What you have to do
Are you able to retype all the records below exactly?

(Stored data)
--*--
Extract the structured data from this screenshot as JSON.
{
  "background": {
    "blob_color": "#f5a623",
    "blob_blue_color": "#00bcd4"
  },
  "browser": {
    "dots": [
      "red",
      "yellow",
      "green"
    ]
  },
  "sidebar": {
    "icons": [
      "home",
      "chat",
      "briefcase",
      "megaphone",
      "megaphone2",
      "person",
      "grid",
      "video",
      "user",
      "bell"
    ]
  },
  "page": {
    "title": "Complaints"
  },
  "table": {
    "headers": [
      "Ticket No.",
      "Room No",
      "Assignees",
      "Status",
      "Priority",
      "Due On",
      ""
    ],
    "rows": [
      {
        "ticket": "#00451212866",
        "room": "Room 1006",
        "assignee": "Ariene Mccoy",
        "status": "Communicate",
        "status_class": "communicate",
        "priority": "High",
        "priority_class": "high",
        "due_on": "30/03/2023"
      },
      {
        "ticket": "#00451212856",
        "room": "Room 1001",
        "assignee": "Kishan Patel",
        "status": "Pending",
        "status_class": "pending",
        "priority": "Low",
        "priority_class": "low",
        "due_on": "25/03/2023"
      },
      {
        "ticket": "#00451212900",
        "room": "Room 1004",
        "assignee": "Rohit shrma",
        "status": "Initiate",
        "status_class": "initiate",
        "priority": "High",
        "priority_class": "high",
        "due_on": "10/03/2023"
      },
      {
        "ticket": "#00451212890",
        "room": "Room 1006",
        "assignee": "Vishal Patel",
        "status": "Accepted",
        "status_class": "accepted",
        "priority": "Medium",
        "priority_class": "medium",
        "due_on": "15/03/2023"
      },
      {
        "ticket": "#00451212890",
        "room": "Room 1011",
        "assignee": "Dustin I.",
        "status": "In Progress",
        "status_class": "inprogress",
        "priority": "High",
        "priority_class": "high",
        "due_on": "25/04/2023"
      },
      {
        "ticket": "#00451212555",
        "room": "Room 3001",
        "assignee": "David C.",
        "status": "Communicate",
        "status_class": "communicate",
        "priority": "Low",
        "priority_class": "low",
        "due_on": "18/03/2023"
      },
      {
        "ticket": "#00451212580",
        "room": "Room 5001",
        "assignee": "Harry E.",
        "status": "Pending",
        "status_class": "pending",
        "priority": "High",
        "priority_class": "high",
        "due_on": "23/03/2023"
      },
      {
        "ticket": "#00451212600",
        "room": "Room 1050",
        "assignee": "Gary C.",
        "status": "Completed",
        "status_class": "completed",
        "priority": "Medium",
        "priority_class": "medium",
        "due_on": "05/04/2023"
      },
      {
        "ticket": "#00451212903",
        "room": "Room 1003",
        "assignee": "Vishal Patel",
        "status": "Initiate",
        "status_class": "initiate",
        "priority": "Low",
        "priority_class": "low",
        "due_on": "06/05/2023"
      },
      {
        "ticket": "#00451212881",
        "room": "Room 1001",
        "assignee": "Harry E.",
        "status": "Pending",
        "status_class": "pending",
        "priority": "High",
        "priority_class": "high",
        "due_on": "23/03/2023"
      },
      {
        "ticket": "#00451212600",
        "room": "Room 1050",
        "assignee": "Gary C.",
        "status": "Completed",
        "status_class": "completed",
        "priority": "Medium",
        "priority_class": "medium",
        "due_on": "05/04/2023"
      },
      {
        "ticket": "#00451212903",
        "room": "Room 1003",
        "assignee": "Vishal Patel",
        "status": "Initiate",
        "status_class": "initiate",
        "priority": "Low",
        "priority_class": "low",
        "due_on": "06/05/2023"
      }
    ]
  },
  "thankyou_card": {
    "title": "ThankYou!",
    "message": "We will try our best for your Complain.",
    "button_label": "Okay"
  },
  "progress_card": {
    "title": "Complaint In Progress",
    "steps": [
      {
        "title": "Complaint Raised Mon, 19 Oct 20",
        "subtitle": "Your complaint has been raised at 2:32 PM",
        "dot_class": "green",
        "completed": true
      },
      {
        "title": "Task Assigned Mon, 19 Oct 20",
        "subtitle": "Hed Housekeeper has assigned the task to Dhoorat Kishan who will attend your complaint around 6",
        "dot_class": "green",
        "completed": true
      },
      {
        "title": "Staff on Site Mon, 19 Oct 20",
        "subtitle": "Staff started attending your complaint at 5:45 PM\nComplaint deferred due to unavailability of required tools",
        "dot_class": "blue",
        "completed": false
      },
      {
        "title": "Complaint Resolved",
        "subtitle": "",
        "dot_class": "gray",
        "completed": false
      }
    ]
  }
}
--*--
Answer for this exercise
Extract the structured data from this screenshot as JSON.
{
  "background": {
    "blob_color": "#f5a623",
    "blob_blue_color": "#00bcd4"
  },
  "browser": {
    "dots": [
      "red",
      "yellow",
      "green"
    ]
  },
  "sidebar": {
    "icons": [
      "home",
      "chat",
      "briefcase",
      "megaphone",
      "megaphone2",
      "person",
      "grid",
      "video",
      "user",
      "bell"
    ]
  },
  "page": {
    "title": "Complaints"
  },
  "table": {
    "headers": [
      "Ticket No.",
      "Room No",
      "Assignees",
      "Status",
      "Priority",
      "Due On",
      ""
    ],
    "rows": [
      {
        "ticket": "#00451212866",
        "room": "Room 1006",
        "assignee": "Ariene Mccoy",
        "status": "Communicate",
        "status_class": "communicate",
        "priority": "High",
        "priority_class": "high",
        "due_on": "30/03/2023"
      },
      {
        "ticket": "#00451212856",
        "room": "Room 1001",
        "assignee": "Kishan Patel",
        "status": "Pending",
        "status_class": "pending",
        "priority": "Low",
        "priority_class": "low",
        "due_on": "25/03/2023"
      },
      {
        "ticket": "#00451212900",
        "room": "Room 1004",
        "assignee": "Rohit shrma",
        "status": "Initiate",
        "status_class": "initiate",
        "priority": "High",
        "priority_class": "high",
        "due_on": "10/03/2023"
      },
      {
        "ticket": "#00451212890",
        "room": "Room 1006",
        "assignee": "Vishal Patel",
        "status": "Accepted",
        "status_class": "accepted",
        "priority": "Medium",
        "priority_class": "medium",
        "due_on": "15/03/2023"
      },
      {
        "ticket": "#00451212890",
        "room": "Room 1011",
        "assignee": "Dustin I.",
        "status": "In Progress",
        "status_class": "inprogress",
        "priority": "High",
        "priority_class": "high",
        "due_on": "25/04/2023"
      },
      {
        "ticket": "#00451212555",
        "room": "Room 3001",
        "assignee": "David C.",
        "status": "Communicate",
        "status_class": "communicate",
        "priority": "Low",
        "priority_class": "low",
        "due_on": "18/03/2023"
      },
      {
        "ticket": "#00451212580",
        "room": "Room 5001",
        "assignee": "Harry E.",
        "status": "Pending",
        "status_class": "pending",
        "priority": "High",
        "priority_class": "high",
        "due_on": "23/03/2023"
      },
      {
        "ticket": "#00451212600",
        "room": "Room 1050",
        "assignee": "Gary C.",
        "status": "Completed",
        "status_class": "completed",
        "priority": "Medium",
        "priority_class": "medium",
        "due_on": "05/04/2023"
      },
      {
        "ticket": "#00451212903",
        "room": "Room 1003",
        "assignee": "Vishal Patel",
        "status": "Initiate",
        "status_class": "initiate",
        "priority": "Low",
        "priority_class": "low",
        "due_on": "06/05/2023"
      },
      {
        "ticket": "#00451212881",
        "room": "Room 1001",
        "assignee": "Harry E.",
        "status": "Pending",
        "status_class": "pending",
        "priority": "High",
        "priority_class": "high",
        "due_on": "23/03/2023"
      },
      {
        "ticket": "#00451212600",
        "room": "Room 1050",
        "assignee": "Gary C.",
        "status": "Completed",
        "status_class": "completed",
        "priority": "Medium",
        "priority_class": "medium",
        "due_on": "05/04/2023"
      },
      {
        "ticket": "#00451212903",
        "room": "Room 1003",
        "assignee": "Vishal Patel",
        "status": "Initiate",
        "status_class": "initiate",
        "priority": "Low",
        "priority_class": "low",
        "due_on": "06/05/2023"
      }
    ]
  },
  "thankyou_card": {
    "title": "ThankYou!",
    "message": "We will try our best for your Complain.",
    "button_label": "Okay"
  },
  "progress_card": {
    "title": "Complaint In Progress",
    "steps": [
      {
        "title": "Complaint Raised Mon, 19 Oct 20",
        "subtitle": "Your complaint has been raised at 2:32 PM",
        "dot_class": "green",
        "completed": true
      },
      {
        "title": "Task Assigned Mon, 19 Oct 20",
        "subtitle": "Hed Housekeeper has assigned the task to Dhoorat Kishan who will attend your complaint around 6",
        "dot_class": "green",
        "completed": true
      },
      {
        "title": "Staff on Site Mon, 19 Oct 20",
        "subtitle": "Staff started attending your complaint at 5:45 PM\nComplaint deferred due to unavailability of required tools",
        "dot_class": "blue",
        "completed": false
      },
      {
        "title": "Complaint Resolved",
        "subtitle": "",
        "dot_class": "gray",
        "completed": false
      }
    ]
  }
}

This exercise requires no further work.